+++ AVAILABLE DATA
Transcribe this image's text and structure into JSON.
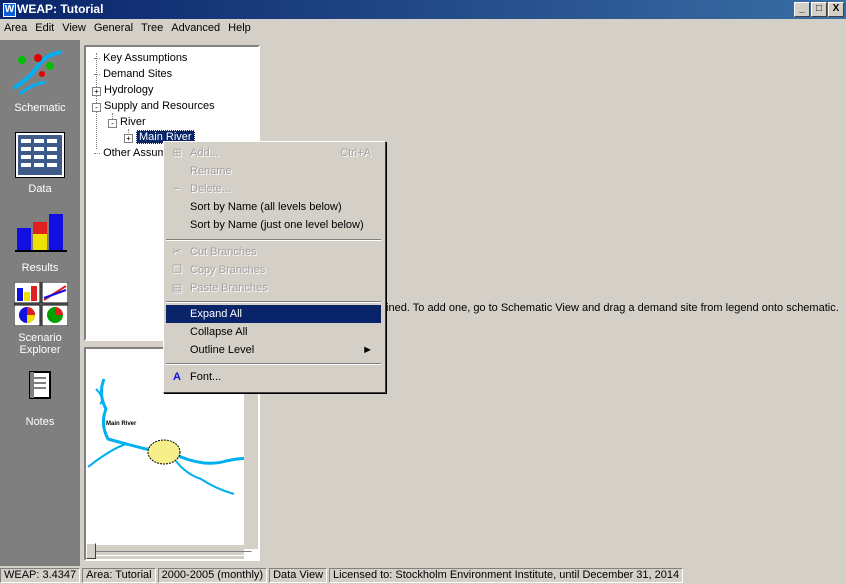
{
  "window": {
    "title": "WEAP: Tutorial",
    "icon_letter": "W",
    "controls": [
      "_",
      "□",
      "X"
    ]
  },
  "menu": [
    "Area",
    "Edit",
    "View",
    "General",
    "Tree",
    "Advanced",
    "Help"
  ],
  "sidebar": {
    "items": [
      {
        "label": "Schematic",
        "icon": "schematic-icon"
      },
      {
        "label": "Data",
        "icon": "data-icon"
      },
      {
        "label": "Results",
        "icon": "results-icon"
      },
      {
        "label": "Scenario Explorer",
        "icon": "scenario-explorer-icon"
      },
      {
        "label": "Notes",
        "icon": "notes-icon"
      }
    ]
  },
  "tree": {
    "items": [
      {
        "label": "Key Assumptions",
        "level": 0,
        "expander": ""
      },
      {
        "label": "Demand Sites",
        "level": 0,
        "expander": ""
      },
      {
        "label": "Hydrology",
        "level": 0,
        "expander": "+"
      },
      {
        "label": "Supply and Resources",
        "level": 0,
        "expander": "-"
      },
      {
        "label": "River",
        "level": 1,
        "expander": "-"
      },
      {
        "label": "Main River",
        "level": 2,
        "expander": "+",
        "selected": true
      },
      {
        "label": "Other Assum",
        "level": 0,
        "expander": ""
      }
    ]
  },
  "map": {
    "label": "Main River"
  },
  "context_menu": {
    "items": [
      {
        "label": "Add...",
        "shortcut": "Ctrl+A",
        "disabled": true,
        "icon": "add-icon"
      },
      {
        "label": "Rename",
        "disabled": true
      },
      {
        "label": "Delete...",
        "disabled": true,
        "icon": "delete-icon"
      },
      {
        "label": "Sort by Name (all levels below)",
        "disabled": false
      },
      {
        "label": "Sort by Name (just one level below)",
        "disabled": false
      },
      {
        "label": "Cut Branches",
        "disabled": true,
        "icon": "cut-icon"
      },
      {
        "label": "Copy Branches",
        "disabled": true,
        "icon": "copy-icon"
      },
      {
        "label": "Paste Branches",
        "disabled": true,
        "icon": "paste-icon"
      },
      {
        "label": "Expand All",
        "highlighted": true
      },
      {
        "label": "Collapse All"
      },
      {
        "label": "Outline Level",
        "submenu": true
      },
      {
        "label": "Font...",
        "icon": "font-icon"
      }
    ]
  },
  "content": {
    "message": "fined.  To add one, go to Schematic View and drag a demand site from legend onto schematic."
  },
  "statusbar": {
    "version": "WEAP: 3.4347",
    "area": "Area: Tutorial",
    "period": "2000-2005 (monthly)",
    "view": "Data View",
    "license": "Licensed to: Stockholm Environment Institute, until December 31, 2014"
  },
  "colors": {
    "title_bar": "#0a246a",
    "highlight": "#0a246a",
    "sidebar": "#7f7f7f",
    "river": "#00b0f0"
  }
}
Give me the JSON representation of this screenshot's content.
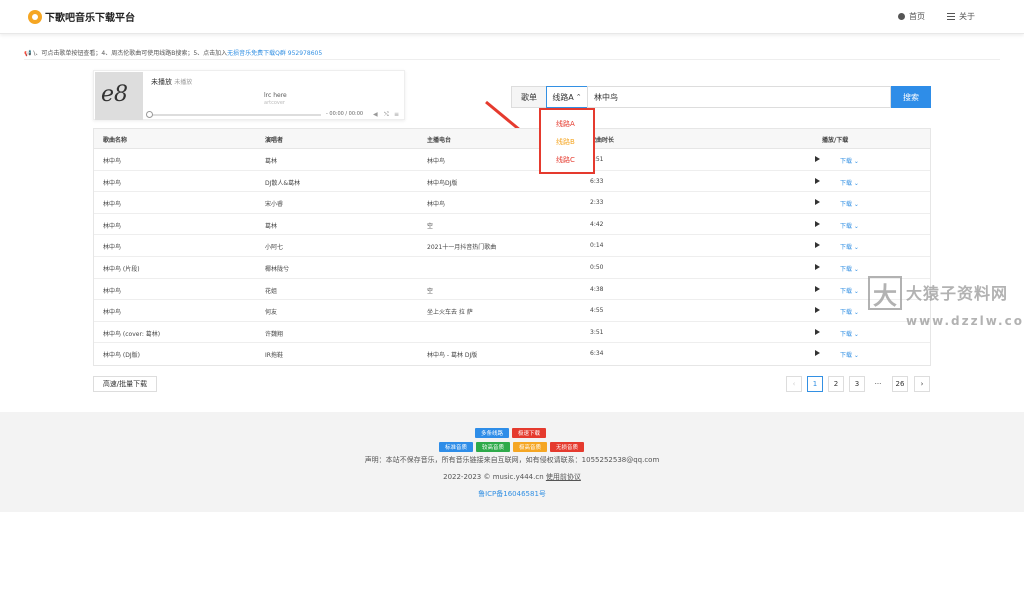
{
  "header": {
    "logo_text": "下歌吧音乐下载平台",
    "nav_home": "首页",
    "nav_about": "关于"
  },
  "notice": {
    "text": "📢 \\、可点击歌单按钮查看；4、周杰伦歌曲可使用线路B搜索；5、点击加入",
    "link": "无损音乐免费下载Q群 952978605"
  },
  "player": {
    "cover_text": "e8",
    "title": "未播放",
    "subtitle": "未播放",
    "lrc": "lrc here",
    "lrc_sub": "artcover",
    "time": "- 00:00 / 00:00",
    "progress": 0
  },
  "search": {
    "playlist_label": "歌单",
    "route_label": "线路A",
    "route_chevron": "⌃",
    "query": "林中鸟",
    "button": "搜索"
  },
  "dropdown": {
    "items": [
      {
        "label": "线路A",
        "color": "#e53a2e"
      },
      {
        "label": "线路B",
        "color": "#f5a623"
      },
      {
        "label": "线路C",
        "color": "#e53a2e"
      }
    ]
  },
  "table": {
    "headers": [
      "歌曲名称",
      "演唱者",
      "主播电台",
      "歌曲时长",
      "播放/下载"
    ],
    "download_label": "下载 ⌄",
    "rows": [
      [
        "林中鸟",
        "葛林",
        "林中鸟",
        "3:51"
      ],
      [
        "林中鸟",
        "DJ散人&葛林",
        "林中鸟DJ版",
        "6:33"
      ],
      [
        "林中鸟",
        "宋小睿",
        "林中鸟",
        "2:33"
      ],
      [
        "林中鸟",
        "葛林",
        "空",
        "4:42"
      ],
      [
        "林中鸟",
        "小阿七",
        "2021十一月抖音热门歌曲",
        "0:14"
      ],
      [
        "林中鸟 (片段)",
        "椰林陇兮",
        "",
        "0:50"
      ],
      [
        "林中鸟",
        "花姐",
        "空",
        "4:38"
      ],
      [
        "林中鸟",
        "何友",
        "坐上火车去 拉 萨",
        "4:55"
      ],
      [
        "林中鸟 (cover: 葛林)",
        "许魏翔",
        "",
        "3:51"
      ],
      [
        "林中鸟 (DJ版)",
        "IR拖鞋",
        "林中鸟 - 葛林 DJ版",
        "6:34"
      ]
    ]
  },
  "bulk_button": "高速/批量下载",
  "pager": {
    "prev": "‹",
    "pages": [
      "1",
      "2",
      "3"
    ],
    "ellipsis": "···",
    "last": "26",
    "next": "›"
  },
  "footer": {
    "tags_row1": [
      {
        "label": "多条线路",
        "color": "#2e8de8"
      },
      {
        "label": "极速下载",
        "color": "#e53a2e"
      }
    ],
    "tags_row2": [
      {
        "label": "标准音质",
        "color": "#2e8de8"
      },
      {
        "label": "较高音质",
        "color": "#2eaa4a"
      },
      {
        "label": "极高音质",
        "color": "#f5a623"
      },
      {
        "label": "无损音质",
        "color": "#e53a2e"
      }
    ],
    "statement": "声明：本站不保存音乐，所有音乐链接来自互联网，如有侵权请联系：1055252538@qq.com",
    "copyright": "2022-2023 © music.y444.cn ",
    "copyright_link": "使用前协议",
    "icp": "鲁ICP备16046581号"
  },
  "watermark": {
    "logo": "大",
    "cn": "大猿子资料网",
    "en": "www.dzzlw.com"
  }
}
++++++
### WHAT IS REQUIRED
Leave out the pictures and copy every record above exactly.

### SOLUTION TO THIS EXERCISE
Transcribe this image's text and structure into JSON.
{
  "window": {
    "title": "WEAP: Tutorial",
    "icon_letter": "W",
    "controls": [
      "_",
      "□",
      "X"
    ]
  },
  "menu": [
    "Area",
    "Edit",
    "View",
    "General",
    "Tree",
    "Advanced",
    "Help"
  ],
  "sidebar": {
    "items": [
      {
        "label": "Schematic",
        "icon": "schematic-icon"
      },
      {
        "label": "Data",
        "icon": "data-icon"
      },
      {
        "label": "Results",
        "icon": "results-icon"
      },
      {
        "label": "Scenario Explorer",
        "icon": "scenario-explorer-icon"
      },
      {
        "label": "Notes",
        "icon": "notes-icon"
      }
    ]
  },
  "tree": {
    "items": [
      {
        "label": "Key Assumptions",
        "level": 0,
        "expander": ""
      },
      {
        "label": "Demand Sites",
        "level": 0,
        "expander": ""
      },
      {
        "label": "Hydrology",
        "level": 0,
        "expander": "+"
      },
      {
        "label": "Supply and Resources",
        "level": 0,
        "expander": "-"
      },
      {
        "label": "River",
        "level": 1,
        "expander": "-"
      },
      {
        "label": "Main River",
        "level": 2,
        "expander": "+",
        "selected": true
      },
      {
        "label": "Other Assum",
        "level": 0,
        "expander": ""
      }
    ]
  },
  "map": {
    "label": "Main River"
  },
  "context_menu": {
    "items": [
      {
        "label": "Add...",
        "shortcut": "Ctrl+A",
        "disabled": true,
        "icon": "add-icon"
      },
      {
        "label": "Rename",
        "disabled": true
      },
      {
        "label": "Delete...",
        "disabled": true,
        "icon": "delete-icon"
      },
      {
        "label": "Sort by Name (all levels below)",
        "disabled": false
      },
      {
        "label": "Sort by Name (just one level below)",
        "disabled": false
      },
      {
        "label": "Cut Branches",
        "disabled": true,
        "icon": "cut-icon"
      },
      {
        "label": "Copy Branches",
        "disabled": true,
        "icon": "copy-icon"
      },
      {
        "label": "Paste Branches",
        "disabled": true,
        "icon": "paste-icon"
      },
      {
        "label": "Expand All",
        "highlighted": true
      },
      {
        "label": "Collapse All"
      },
      {
        "label": "Outline Level",
        "submenu": true
      },
      {
        "label": "Font...",
        "icon": "font-icon"
      }
    ]
  },
  "content": {
    "message": "fined.  To add one, go to Schematic View and drag a demand site from legend onto schematic."
  },
  "statusbar": {
    "version": "WEAP: 3.4347",
    "area": "Area: Tutorial",
    "period": "2000-2005 (monthly)",
    "view": "Data View",
    "license": "Licensed to: Stockholm Environment Institute, until December 31, 2014"
  },
  "colors": {
    "title_bar": "#0a246a",
    "highlight": "#0a246a",
    "sidebar": "#7f7f7f",
    "river": "#00b0f0"
  }
}
Give me the JSON representation of this screenshot's content.
{
  "header": {
    "logo_text": "下歌吧音乐下载平台",
    "nav_home": "首页",
    "nav_about": "关于"
  },
  "notice": {
    "text": "📢 \\、可点击歌单按钮查看；4、周杰伦歌曲可使用线路B搜索；5、点击加入",
    "link": "无损音乐免费下载Q群 952978605"
  },
  "player": {
    "cover_text": "e8",
    "title": "未播放",
    "subtitle": "未播放",
    "lrc": "lrc here",
    "lrc_sub": "artcover",
    "time": "- 00:00 / 00:00",
    "progress": 0
  },
  "search": {
    "playlist_label": "歌单",
    "route_label": "线路A",
    "route_chevron": "⌃",
    "query": "林中鸟",
    "button": "搜索"
  },
  "dropdown": {
    "items": [
      {
        "label": "线路A",
        "color": "#e53a2e"
      },
      {
        "label": "线路B",
        "color": "#f5a623"
      },
      {
        "label": "线路C",
        "color": "#e53a2e"
      }
    ]
  },
  "table": {
    "headers": [
      "歌曲名称",
      "演唱者",
      "主播电台",
      "歌曲时长",
      "播放/下载"
    ],
    "download_label": "下载 ⌄",
    "rows": [
      [
        "林中鸟",
        "葛林",
        "林中鸟",
        "3:51"
      ],
      [
        "林中鸟",
        "DJ散人&葛林",
        "林中鸟DJ版",
        "6:33"
      ],
      [
        "林中鸟",
        "宋小睿",
        "林中鸟",
        "2:33"
      ],
      [
        "林中鸟",
        "葛林",
        "空",
        "4:42"
      ],
      [
        "林中鸟",
        "小阿七",
        "2021十一月抖音热门歌曲",
        "0:14"
      ],
      [
        "林中鸟 (片段)",
        "椰林陇兮",
        "",
        "0:50"
      ],
      [
        "林中鸟",
        "花姐",
        "空",
        "4:38"
      ],
      [
        "林中鸟",
        "何友",
        "坐上火车去 拉 萨",
        "4:55"
      ],
      [
        "林中鸟 (cover: 葛林)",
        "许魏翔",
        "",
        "3:51"
      ],
      [
        "林中鸟 (DJ版)",
        "IR拖鞋",
        "林中鸟 - 葛林 DJ版",
        "6:34"
      ]
    ]
  },
  "bulk_button": "高速/批量下载",
  "pager": {
    "prev": "‹",
    "pages": [
      "1",
      "2",
      "3"
    ],
    "ellipsis": "···",
    "last": "26",
    "next": "›"
  },
  "footer": {
    "tags_row1": [
      {
        "label": "多条线路",
        "color": "#2e8de8"
      },
      {
        "label": "极速下载",
        "color": "#e53a2e"
      }
    ],
    "tags_row2": [
      {
        "label": "标准音质",
        "color": "#2e8de8"
      },
      {
        "label": "较高音质",
        "color": "#2eaa4a"
      },
      {
        "label": "极高音质",
        "color": "#f5a623"
      },
      {
        "label": "无损音质",
        "color": "#e53a2e"
      }
    ],
    "statement": "声明：本站不保存音乐，所有音乐链接来自互联网，如有侵权请联系：1055252538@qq.com",
    "copyright": "2022-2023 © music.y444.cn ",
    "copyright_link": "使用前协议",
    "icp": "鲁ICP备16046581号"
  },
  "watermark": {
    "logo": "大",
    "cn": "大猿子资料网",
    "en": "www.dzzlw.com"
  }
}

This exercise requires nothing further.